• _Aim of the exercise_:
Where the data below has the string "legaccio", return the whole line.

(Data entries)

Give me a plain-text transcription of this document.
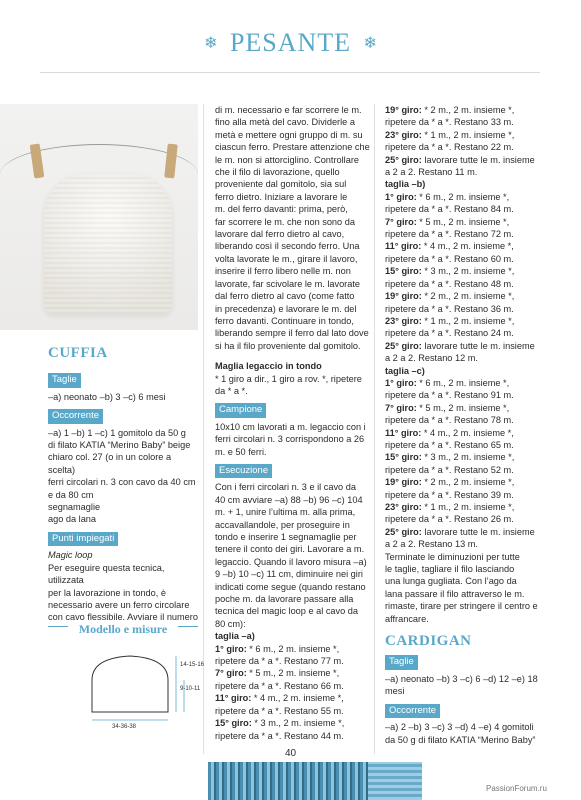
❄ PESANTE ❄
CUFFIA
Taglie

–a) neonato –b) 3 –c) 6 mesi

Occorrente

–a) 1 –b) 1 –c) 1 gomitolo da 50 g

di filato KATIA “Merino Baby” beige

chiaro col. 27 (o in un colore a scelta)

ferri circolari n. 3 con cavo da 40 cm

e da 80 cm

segnamaglie

ago da lana

Punti impiegati

Magic loop

Per eseguire questa tecnica, utilizzata

per la lavorazione in tondo, è

necessario avere un ferro circolare

con cavo flessibile. Avviare il numero

Modello e misure
14-15-16
9-10-11
34-36-38

di m. necessario e far scorrere le m.

fino alla metà del cavo. Dividerle a

metà e mettere ogni gruppo di m. su

ciascun ferro. Prestare attenzione che

le m. non si attorciglino. Controllare

che il filo di lavorazione, quello

proveniente dal gomitolo, sia sul

ferro dietro. Iniziare a lavorare le

m. del ferro davanti: prima, però,

far scorrere le m. che non sono da

lavorare dal ferro dietro al cavo,

liberando così il secondo ferro. Una

volta lavorate le m., girare il lavoro,

inserire il ferro libero nelle m. non

lavorate, far scivolare le m. lavorate

dal ferro dietro al cavo (come fatto

in precedenza) e lavorare le m. del

ferro davanti. Continuare in tondo,

liberando sempre il ferro dal lato dove

si ha il filo proveniente dal gomitolo.

Maglia legaccio in tondo

* 1 giro a dir., 1 giro a rov. *, ripetere

da * a *.

Campione

10x10 cm lavorati a m. legaccio con i

ferri circolari n. 3 corrispondono a 26

m. e 50 ferri.

Esecuzione

Con i ferri circolari n. 3 e il cavo da

40 cm avviare –a) 88 –b) 96 –c) 104

m. + 1, unire l’ultima m. alla prima,

accavallandole, per proseguire in

tondo e inserire 1 segnamaglie per

tenere il conto dei giri. Lavorare a m.

legaccio. Quando il lavoro misura –a)

9 –b) 10 –c) 11 cm, diminuire nei giri

indicati come segue (quando restano

poche m. da lavorare passare alla

tecnica del magic loop e al cavo da

80 cm):

taglia –a)

1° giro: * 6 m., 2 m. insieme *,

ripetere da * a *. Restano 77 m.

7° giro: * 5 m., 2 m. insieme *,

ripetere da * a *. Restano 66 m.

11° giro: * 4 m., 2 m. insieme *,

ripetere da * a *. Restano 55 m.

15° giro: * 3 m., 2 m. insieme *,

ripetere da * a *. Restano 44 m.

19° giro: * 2 m., 2 m. insieme *,

ripetere da * a *. Restano 33 m.

23° giro: * 1 m., 2 m. insieme *,

ripetere da * a *. Restano 22 m.

25° giro: lavorare tutte le m. insieme

a 2 a 2. Restano 11 m.

taglia –b)

1° giro: * 6 m., 2 m. insieme *,

ripetere da * a *. Restano 84 m.

7° giro: * 5 m., 2 m. insieme *,

ripetere da * a *. Restano 72 m.

11° giro: * 4 m., 2 m. insieme *,

ripetere da * a *. Restano 60 m.

15° giro: * 3 m., 2 m. insieme *,

ripetere da * a *. Restano 48 m.

19° giro: * 2 m., 2 m. insieme *,

ripetere da * a *. Restano 36 m.

23° giro: * 1 m., 2 m. insieme *,

ripetere da * a *. Restano 24 m.

25° giro: lavorare tutte le m. insieme

a 2 a 2. Restano 12 m.

taglia –c)

1° giro: * 6 m., 2 m. insieme *,

ripetere da * a *. Restano 91 m.

7° giro: * 5 m., 2 m. insieme *,

ripetere da * a *. Restano 78 m.

11° giro: * 4 m., 2 m. insieme *,

ripetere da * a *. Restano 65 m.

15° giro: * 3 m., 2 m. insieme *,

ripetere da * a *. Restano 52 m.

19° giro: * 2 m., 2 m. insieme *,

ripetere da * a *. Restano 39 m.

23° giro: * 1 m., 2 m. insieme *,

ripetere da * a *. Restano 26 m.

25° giro: lavorare tutte le m. insieme

a 2 a 2. Restano 13 m.

Terminate le diminuzioni per tutte

le taglie, tagliare il filo lasciando

una lunga gugliata. Con l’ago da

lana passare il filo attraverso le m.

rimaste, tirare per stringere il centro e

affrancare.

CARDIGAN
Taglie

–a) neonato –b) 3 –c) 6 –d) 12 –e) 18

mesi

Occorrente

–a) 2 –b) 3 –c) 3 –d) 4 –e) 4 gomitoli

da 50 g di filato KATIA “Merino Baby”

40
PassionForum.ru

• _Solution below_:
Maglia legaccio in tondo
10x10 cm lavorati a m. legaccio con i
legaccio. Quando il lavoro misura –a)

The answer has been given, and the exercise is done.